* begin RECORDED DATA *
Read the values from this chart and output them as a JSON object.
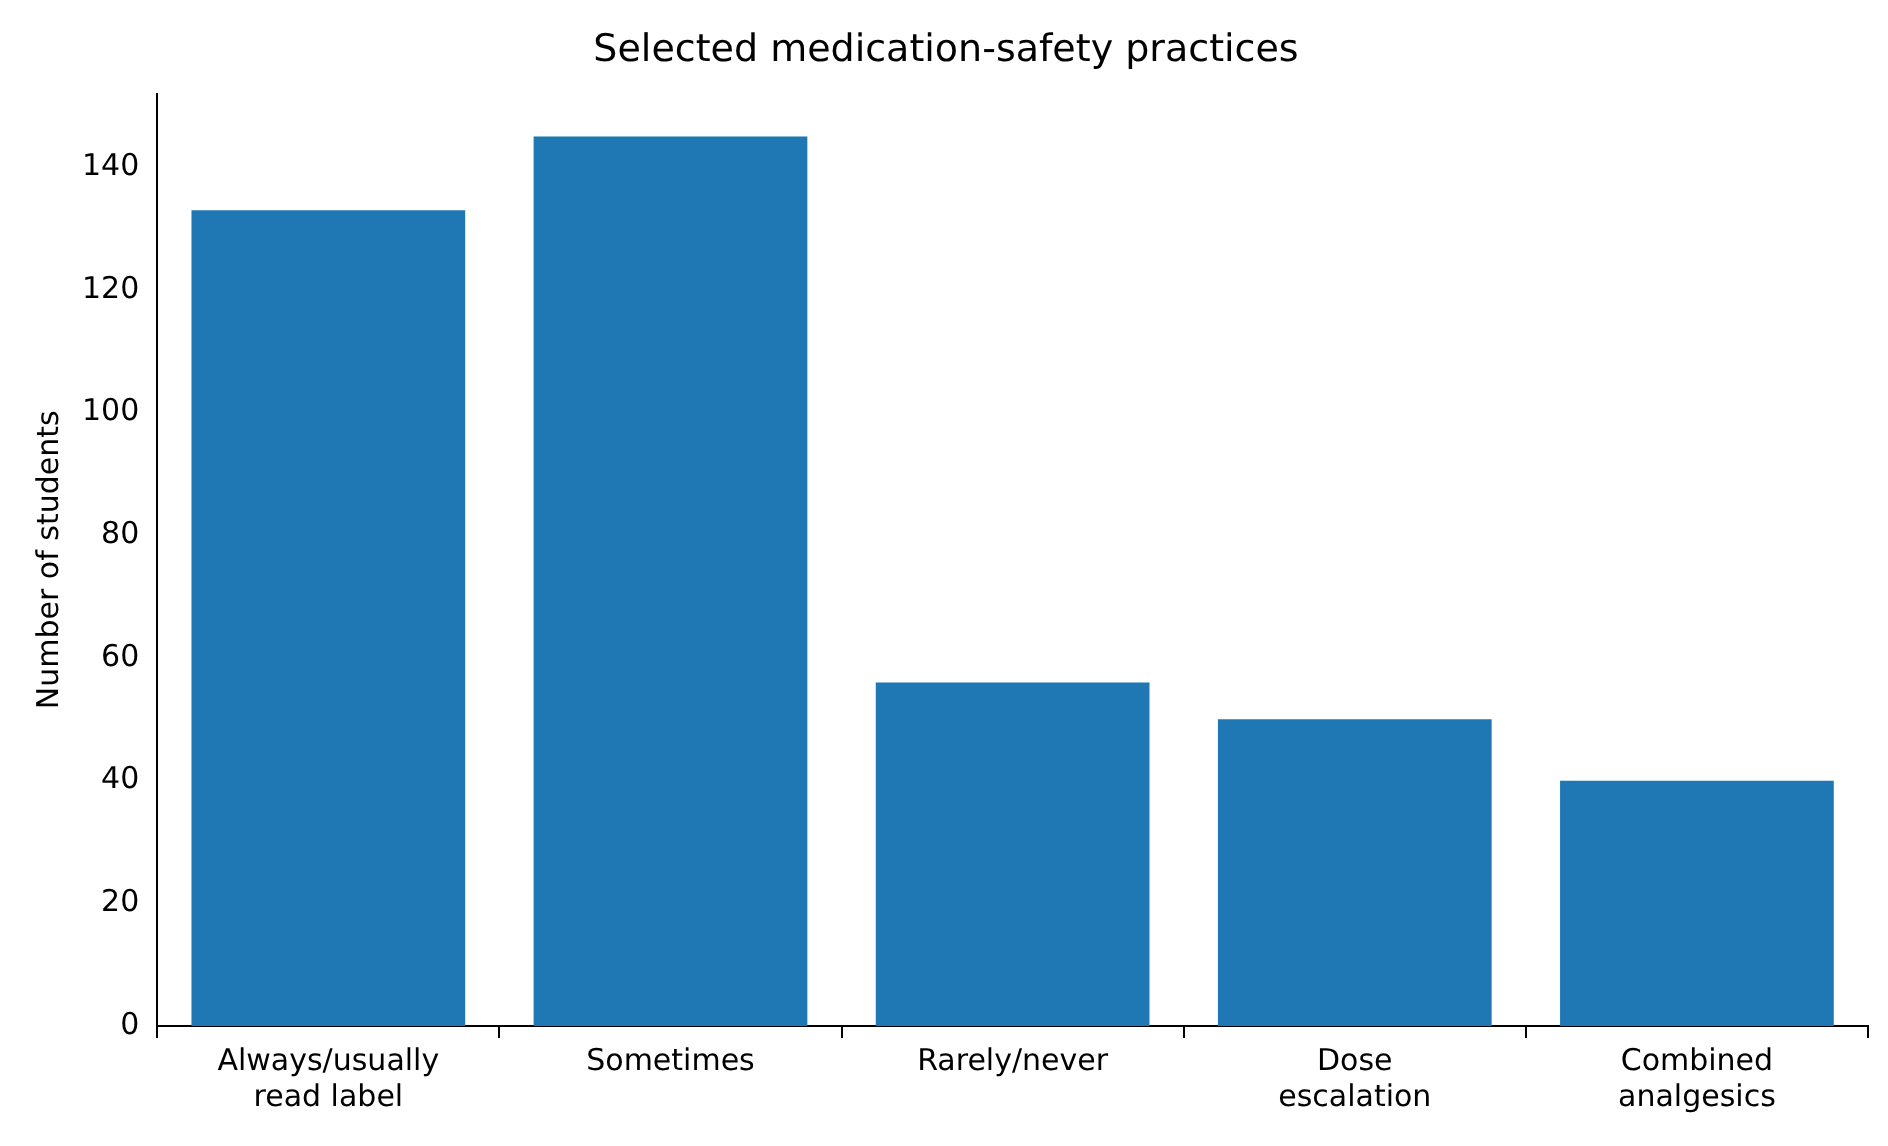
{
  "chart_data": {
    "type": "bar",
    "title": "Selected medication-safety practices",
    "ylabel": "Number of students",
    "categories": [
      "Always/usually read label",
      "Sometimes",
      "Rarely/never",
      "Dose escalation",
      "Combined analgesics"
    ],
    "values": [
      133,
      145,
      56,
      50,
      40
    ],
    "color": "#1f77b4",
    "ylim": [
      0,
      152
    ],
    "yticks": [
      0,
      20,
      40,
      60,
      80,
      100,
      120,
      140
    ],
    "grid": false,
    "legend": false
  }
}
* end RECORDED DATA *
* begin RECORDED DATA *
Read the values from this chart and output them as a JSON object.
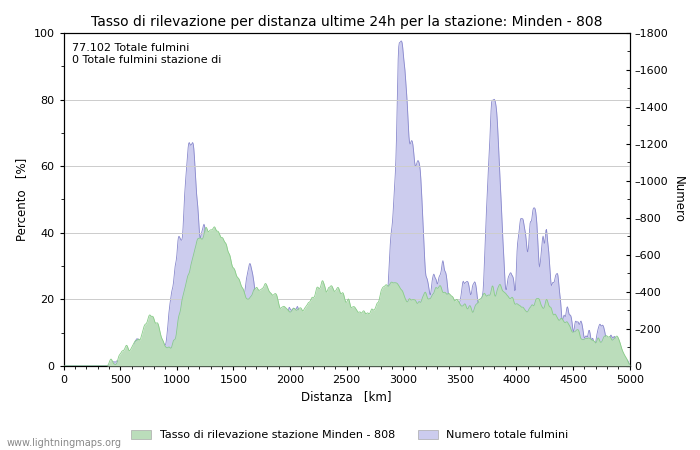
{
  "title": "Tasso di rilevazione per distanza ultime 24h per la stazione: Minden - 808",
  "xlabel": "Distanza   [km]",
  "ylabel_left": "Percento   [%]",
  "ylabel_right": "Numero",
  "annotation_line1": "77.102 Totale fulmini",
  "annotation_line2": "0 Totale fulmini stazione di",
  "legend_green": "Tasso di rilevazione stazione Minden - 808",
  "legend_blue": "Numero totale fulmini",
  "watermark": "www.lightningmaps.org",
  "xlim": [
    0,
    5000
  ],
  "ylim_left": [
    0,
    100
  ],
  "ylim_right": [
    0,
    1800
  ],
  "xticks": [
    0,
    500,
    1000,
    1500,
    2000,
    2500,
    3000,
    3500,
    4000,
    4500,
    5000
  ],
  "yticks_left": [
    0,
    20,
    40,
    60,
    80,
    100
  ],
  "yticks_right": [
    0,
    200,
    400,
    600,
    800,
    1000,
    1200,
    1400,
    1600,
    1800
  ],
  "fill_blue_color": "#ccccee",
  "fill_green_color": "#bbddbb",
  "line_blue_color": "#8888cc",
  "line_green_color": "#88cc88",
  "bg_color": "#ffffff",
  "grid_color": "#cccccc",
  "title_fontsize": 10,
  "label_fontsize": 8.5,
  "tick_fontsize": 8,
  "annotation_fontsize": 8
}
* end RECORDED DATA *
* begin RECORDED DATA *
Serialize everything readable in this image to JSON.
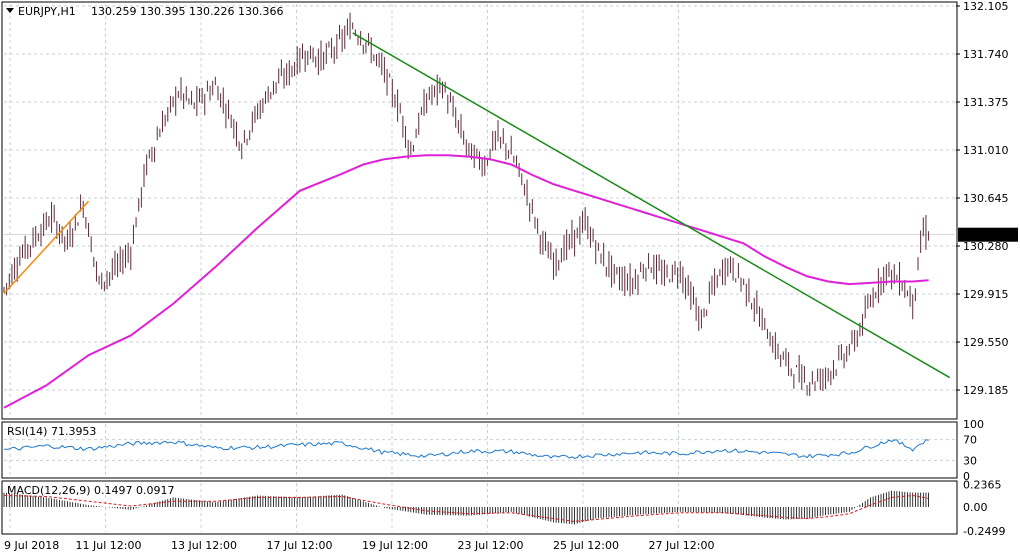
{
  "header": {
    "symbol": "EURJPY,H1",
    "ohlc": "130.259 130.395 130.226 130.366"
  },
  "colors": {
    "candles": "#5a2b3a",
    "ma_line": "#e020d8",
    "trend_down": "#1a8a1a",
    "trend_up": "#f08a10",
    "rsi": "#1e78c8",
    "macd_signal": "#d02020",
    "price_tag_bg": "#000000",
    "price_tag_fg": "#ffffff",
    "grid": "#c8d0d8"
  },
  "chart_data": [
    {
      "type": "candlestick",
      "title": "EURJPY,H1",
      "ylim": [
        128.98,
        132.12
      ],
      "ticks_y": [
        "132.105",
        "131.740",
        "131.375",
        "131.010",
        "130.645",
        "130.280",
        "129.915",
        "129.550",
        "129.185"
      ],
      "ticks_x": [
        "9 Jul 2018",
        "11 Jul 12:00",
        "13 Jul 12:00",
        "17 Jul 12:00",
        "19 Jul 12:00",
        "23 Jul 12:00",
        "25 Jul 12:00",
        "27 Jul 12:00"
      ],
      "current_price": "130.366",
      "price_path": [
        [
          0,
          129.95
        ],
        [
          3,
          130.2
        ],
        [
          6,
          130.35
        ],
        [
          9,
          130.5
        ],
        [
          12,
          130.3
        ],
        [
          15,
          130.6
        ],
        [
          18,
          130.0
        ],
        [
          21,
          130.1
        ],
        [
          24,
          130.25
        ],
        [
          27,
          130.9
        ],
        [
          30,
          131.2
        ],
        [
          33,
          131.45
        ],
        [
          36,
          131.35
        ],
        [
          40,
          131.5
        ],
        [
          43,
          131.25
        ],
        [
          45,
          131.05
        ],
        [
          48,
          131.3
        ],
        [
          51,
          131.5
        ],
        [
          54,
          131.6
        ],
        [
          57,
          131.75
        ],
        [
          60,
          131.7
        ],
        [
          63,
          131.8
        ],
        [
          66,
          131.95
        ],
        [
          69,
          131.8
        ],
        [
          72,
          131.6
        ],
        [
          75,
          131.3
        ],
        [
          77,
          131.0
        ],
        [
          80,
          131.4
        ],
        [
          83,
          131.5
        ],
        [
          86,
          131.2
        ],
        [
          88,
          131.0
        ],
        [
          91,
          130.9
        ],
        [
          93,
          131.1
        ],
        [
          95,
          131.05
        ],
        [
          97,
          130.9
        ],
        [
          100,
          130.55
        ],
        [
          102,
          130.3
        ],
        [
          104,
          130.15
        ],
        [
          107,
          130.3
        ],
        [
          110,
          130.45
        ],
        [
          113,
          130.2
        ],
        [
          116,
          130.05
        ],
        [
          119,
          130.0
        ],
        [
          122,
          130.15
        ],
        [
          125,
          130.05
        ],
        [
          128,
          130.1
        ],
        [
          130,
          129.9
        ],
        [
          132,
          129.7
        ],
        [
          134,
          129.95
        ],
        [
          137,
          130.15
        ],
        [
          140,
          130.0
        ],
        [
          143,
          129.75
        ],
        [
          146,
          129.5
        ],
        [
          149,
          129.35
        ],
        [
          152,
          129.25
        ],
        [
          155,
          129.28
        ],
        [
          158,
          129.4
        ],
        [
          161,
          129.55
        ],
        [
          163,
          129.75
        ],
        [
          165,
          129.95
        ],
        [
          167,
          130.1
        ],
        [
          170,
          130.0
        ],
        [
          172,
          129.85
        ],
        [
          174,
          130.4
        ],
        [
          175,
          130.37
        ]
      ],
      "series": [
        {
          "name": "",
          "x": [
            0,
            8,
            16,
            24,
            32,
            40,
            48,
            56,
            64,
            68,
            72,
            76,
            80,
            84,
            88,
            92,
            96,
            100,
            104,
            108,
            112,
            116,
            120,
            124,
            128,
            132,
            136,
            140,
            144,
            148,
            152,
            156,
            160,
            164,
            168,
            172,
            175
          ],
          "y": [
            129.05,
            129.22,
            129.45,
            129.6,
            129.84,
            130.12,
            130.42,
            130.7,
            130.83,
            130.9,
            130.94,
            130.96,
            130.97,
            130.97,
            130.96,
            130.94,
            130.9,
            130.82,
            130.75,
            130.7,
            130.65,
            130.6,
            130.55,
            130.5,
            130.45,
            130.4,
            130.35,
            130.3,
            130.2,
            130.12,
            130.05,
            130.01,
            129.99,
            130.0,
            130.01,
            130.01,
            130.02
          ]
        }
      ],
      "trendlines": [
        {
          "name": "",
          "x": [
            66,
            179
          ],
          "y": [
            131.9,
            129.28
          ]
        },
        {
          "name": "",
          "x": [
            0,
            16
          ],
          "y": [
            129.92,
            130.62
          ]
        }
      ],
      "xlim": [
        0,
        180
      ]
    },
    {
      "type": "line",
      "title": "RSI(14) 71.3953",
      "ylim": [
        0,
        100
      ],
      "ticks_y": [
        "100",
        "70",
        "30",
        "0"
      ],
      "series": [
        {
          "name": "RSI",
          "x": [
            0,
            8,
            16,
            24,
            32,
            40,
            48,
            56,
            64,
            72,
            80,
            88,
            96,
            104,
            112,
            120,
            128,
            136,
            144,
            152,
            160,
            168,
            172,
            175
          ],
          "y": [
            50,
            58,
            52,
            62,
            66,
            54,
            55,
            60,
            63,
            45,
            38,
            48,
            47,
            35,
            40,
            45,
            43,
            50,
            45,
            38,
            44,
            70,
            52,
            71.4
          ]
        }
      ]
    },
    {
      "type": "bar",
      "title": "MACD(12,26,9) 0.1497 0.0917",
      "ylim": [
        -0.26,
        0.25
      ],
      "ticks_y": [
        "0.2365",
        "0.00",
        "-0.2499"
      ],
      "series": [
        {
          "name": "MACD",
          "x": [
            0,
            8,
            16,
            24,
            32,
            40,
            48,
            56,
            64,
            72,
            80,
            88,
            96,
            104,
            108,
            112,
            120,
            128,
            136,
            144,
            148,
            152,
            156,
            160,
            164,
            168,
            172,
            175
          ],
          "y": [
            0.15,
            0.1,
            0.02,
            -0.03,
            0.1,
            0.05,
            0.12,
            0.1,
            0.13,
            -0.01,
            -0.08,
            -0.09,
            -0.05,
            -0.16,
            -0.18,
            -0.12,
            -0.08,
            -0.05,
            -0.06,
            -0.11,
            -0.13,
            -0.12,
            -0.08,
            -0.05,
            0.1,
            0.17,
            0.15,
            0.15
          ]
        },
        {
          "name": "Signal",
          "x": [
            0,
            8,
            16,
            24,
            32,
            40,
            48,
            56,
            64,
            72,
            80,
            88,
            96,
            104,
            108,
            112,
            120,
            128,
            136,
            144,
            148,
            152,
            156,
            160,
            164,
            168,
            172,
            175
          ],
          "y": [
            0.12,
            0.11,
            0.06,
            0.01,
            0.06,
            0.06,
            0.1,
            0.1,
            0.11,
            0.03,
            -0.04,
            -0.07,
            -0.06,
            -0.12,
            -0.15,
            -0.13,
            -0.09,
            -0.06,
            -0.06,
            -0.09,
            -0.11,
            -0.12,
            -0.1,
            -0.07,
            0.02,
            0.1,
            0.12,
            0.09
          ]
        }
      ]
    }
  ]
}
* end RECORDED DATA *
# WHAT TO WORK ON
From the data above, show each line that contains "rilevazione".

# RESULT
  "title": "Tasso di rilevazione per distanza ultime 24h per la stazione: Minden - 808",
  "legend_green": "Tasso di rilevazione stazione Minden - 808",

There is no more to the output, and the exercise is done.